Given task — Set down the material once more, exactly as it appears.

%%

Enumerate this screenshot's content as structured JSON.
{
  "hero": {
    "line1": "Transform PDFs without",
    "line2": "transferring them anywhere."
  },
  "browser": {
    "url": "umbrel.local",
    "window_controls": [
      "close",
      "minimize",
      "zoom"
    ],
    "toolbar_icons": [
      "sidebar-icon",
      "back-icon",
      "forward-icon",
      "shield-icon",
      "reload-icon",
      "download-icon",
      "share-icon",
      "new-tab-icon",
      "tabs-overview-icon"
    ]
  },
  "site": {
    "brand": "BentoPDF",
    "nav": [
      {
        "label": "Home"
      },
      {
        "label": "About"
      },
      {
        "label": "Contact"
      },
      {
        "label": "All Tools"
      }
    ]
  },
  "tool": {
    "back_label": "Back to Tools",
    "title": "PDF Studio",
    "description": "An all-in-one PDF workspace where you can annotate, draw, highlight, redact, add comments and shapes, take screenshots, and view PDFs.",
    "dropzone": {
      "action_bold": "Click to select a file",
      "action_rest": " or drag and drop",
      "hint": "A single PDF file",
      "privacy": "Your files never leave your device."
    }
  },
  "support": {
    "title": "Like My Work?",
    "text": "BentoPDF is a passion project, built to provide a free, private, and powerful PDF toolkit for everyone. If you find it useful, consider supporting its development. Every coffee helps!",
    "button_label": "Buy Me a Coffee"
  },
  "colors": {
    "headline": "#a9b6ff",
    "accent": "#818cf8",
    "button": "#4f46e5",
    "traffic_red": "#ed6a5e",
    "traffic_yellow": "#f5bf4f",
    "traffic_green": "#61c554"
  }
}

%%

Task result —
Enumerate this screenshot's content as structured JSON.
{
  "hero": {
    "line1": "Transform PDFs without",
    "line2": "transferring them anywhere."
  },
  "browser": {
    "url": "umbrel.local",
    "window_controls": [
      "close",
      "minimize",
      "zoom"
    ],
    "toolbar_icons": [
      "sidebar-icon",
      "back-icon",
      "forward-icon",
      "shield-icon",
      "reload-icon",
      "download-icon",
      "share-icon",
      "new-tab-icon",
      "tabs-overview-icon"
    ]
  },
  "site": {
    "brand": "BentoPDF",
    "nav": [
      {
        "label": "Home"
      },
      {
        "label": "About"
      },
      {
        "label": "Contact"
      },
      {
        "label": "All Tools"
      }
    ]
  },
  "tool": {
    "back_label": "Back to Tools",
    "title": "PDF Studio",
    "description": "An all-in-one PDF workspace where you can annotate, draw, highlight, redact, add comments and shapes, take screenshots, and view PDFs.",
    "dropzone": {
      "action_bold": "Click to select a file",
      "action_rest": " or drag and drop",
      "hint": "A single PDF file",
      "privacy": "Your files never leave your device."
    }
  },
  "support": {
    "title": "Like My Work?",
    "text": "BentoPDF is a passion project, built to provide a free, private, and powerful PDF toolkit for everyone. If you find it useful, consider supporting its development. Every coffee helps!",
    "button_label": "Buy Me a Coffee"
  },
  "colors": {
    "headline": "#a9b6ff",
    "accent": "#818cf8",
    "button": "#4f46e5",
    "traffic_red": "#ed6a5e",
    "traffic_yellow": "#f5bf4f",
    "traffic_green": "#61c554"
  }
}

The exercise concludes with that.